# Start of Source data

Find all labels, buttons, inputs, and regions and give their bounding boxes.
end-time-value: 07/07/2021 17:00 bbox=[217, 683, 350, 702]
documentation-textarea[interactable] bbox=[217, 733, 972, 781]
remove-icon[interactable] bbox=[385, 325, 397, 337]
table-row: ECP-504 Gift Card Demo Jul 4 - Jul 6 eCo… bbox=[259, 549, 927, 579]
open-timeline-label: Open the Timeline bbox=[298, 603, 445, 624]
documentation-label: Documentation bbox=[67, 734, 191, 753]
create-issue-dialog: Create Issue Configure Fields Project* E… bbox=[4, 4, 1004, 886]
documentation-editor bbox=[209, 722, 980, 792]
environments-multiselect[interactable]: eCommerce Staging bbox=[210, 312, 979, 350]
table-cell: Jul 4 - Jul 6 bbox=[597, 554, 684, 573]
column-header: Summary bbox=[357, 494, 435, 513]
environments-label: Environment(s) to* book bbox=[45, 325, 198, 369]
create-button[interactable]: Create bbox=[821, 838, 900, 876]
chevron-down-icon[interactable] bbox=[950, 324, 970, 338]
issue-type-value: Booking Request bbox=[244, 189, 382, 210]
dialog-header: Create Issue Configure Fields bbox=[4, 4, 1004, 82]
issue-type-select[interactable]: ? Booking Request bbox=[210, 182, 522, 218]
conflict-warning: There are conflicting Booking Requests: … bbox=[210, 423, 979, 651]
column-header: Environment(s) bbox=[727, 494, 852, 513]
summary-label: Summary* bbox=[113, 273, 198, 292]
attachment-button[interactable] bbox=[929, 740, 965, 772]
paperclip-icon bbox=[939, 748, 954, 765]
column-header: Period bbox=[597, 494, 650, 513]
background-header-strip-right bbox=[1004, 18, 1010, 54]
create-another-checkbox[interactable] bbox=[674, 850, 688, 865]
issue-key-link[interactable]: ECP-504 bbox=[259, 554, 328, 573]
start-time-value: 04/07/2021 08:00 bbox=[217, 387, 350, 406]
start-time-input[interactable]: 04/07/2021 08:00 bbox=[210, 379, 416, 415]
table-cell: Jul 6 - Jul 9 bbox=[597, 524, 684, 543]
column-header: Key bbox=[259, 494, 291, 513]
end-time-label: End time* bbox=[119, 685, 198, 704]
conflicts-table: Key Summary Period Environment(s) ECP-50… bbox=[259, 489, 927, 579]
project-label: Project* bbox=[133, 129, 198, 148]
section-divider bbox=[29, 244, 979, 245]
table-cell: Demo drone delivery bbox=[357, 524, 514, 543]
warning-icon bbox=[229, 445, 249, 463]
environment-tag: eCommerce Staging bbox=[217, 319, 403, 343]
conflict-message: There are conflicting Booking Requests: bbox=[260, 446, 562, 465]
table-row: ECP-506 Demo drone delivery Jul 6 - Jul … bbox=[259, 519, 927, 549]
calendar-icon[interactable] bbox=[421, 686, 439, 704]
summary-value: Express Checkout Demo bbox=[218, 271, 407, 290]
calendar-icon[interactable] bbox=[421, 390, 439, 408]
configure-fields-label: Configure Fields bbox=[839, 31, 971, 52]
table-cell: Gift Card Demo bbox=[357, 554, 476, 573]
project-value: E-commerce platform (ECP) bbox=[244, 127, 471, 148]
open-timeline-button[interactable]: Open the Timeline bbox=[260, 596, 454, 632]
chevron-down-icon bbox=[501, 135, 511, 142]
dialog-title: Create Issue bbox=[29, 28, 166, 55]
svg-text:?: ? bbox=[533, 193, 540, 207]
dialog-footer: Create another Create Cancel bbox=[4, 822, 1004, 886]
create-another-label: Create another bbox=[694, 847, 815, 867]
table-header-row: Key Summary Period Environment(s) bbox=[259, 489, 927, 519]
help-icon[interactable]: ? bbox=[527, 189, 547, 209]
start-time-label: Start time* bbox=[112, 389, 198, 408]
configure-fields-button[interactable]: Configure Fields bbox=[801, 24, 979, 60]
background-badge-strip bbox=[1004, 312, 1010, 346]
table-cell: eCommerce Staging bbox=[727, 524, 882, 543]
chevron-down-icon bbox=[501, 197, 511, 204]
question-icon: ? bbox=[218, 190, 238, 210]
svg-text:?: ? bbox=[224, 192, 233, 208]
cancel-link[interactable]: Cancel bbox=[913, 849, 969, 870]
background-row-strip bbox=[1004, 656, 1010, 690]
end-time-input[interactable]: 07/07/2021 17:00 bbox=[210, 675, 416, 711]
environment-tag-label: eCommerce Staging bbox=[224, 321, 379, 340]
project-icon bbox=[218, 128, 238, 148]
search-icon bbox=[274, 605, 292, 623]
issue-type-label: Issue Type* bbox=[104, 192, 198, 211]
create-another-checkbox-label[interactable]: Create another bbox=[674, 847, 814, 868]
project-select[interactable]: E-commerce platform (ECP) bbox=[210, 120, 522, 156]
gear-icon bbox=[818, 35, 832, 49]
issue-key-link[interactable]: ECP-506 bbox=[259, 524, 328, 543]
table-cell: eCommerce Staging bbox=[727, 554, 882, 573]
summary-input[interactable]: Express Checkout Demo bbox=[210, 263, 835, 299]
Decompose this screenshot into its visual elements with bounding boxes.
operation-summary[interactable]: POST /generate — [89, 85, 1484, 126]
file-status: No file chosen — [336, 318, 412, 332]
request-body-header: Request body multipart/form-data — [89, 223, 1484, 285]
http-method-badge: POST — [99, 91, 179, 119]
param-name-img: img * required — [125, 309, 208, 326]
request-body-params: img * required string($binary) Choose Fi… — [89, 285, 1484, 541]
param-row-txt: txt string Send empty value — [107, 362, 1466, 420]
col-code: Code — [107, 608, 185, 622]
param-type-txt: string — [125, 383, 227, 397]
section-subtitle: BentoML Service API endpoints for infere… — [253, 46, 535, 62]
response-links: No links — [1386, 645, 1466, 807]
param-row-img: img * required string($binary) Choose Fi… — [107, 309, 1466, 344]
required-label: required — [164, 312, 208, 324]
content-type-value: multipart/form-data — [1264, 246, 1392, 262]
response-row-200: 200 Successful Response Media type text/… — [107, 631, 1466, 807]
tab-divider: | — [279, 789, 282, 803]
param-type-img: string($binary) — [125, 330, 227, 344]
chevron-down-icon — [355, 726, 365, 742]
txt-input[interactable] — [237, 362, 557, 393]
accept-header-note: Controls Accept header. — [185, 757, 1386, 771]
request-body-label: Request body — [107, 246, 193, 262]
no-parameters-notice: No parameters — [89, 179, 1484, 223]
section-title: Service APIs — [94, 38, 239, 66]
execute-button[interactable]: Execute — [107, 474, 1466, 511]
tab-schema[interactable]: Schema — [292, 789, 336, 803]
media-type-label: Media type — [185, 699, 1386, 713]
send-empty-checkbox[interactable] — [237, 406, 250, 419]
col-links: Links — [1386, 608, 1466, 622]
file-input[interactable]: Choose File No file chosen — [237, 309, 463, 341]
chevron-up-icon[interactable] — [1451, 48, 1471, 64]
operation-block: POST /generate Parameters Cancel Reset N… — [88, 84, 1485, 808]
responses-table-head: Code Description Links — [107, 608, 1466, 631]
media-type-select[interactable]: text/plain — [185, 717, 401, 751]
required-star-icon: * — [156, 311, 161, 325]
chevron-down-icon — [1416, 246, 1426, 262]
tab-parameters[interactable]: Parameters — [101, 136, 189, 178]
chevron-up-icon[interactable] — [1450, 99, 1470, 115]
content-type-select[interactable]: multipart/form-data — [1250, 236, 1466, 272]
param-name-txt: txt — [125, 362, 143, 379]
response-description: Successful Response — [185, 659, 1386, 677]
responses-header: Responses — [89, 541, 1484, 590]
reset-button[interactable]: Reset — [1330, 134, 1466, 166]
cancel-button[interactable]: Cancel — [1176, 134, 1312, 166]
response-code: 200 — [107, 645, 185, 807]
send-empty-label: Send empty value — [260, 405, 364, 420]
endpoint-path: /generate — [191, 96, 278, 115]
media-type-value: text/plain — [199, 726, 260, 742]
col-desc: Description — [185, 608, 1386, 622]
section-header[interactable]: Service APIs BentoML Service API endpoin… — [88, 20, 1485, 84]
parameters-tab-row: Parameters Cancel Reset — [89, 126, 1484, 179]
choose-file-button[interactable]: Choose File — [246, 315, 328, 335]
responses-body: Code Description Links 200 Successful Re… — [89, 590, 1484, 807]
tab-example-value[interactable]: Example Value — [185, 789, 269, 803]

# End of Source data

◆ Written problem
Copy out the lines above word for word, beginning with the very first line and stopping after the line that contains "environments-label: Environment(s) to*".

◆ Written response
Find all labels, buttons, inputs, and regions and give their bounding boxes.
end-time-value: 07/07/2021 17:00 bbox=[217, 683, 350, 702]
documentation-textarea[interactable] bbox=[217, 733, 972, 781]
remove-icon[interactable] bbox=[385, 325, 397, 337]
table-row: ECP-504 Gift Card Demo Jul 4 - Jul 6 eCo… bbox=[259, 549, 927, 579]
open-timeline-label: Open the Timeline bbox=[298, 603, 445, 624]
documentation-label: Documentation bbox=[67, 734, 191, 753]
create-issue-dialog: Create Issue Configure Fields Project* E… bbox=[4, 4, 1004, 886]
documentation-editor bbox=[209, 722, 980, 792]
environments-multiselect[interactable]: eCommerce Staging bbox=[210, 312, 979, 350]
table-cell: Jul 4 - Jul 6 bbox=[597, 554, 684, 573]
column-header: Summary bbox=[357, 494, 435, 513]
environments-label: Environment(s) to* book bbox=[45, 325, 198, 369]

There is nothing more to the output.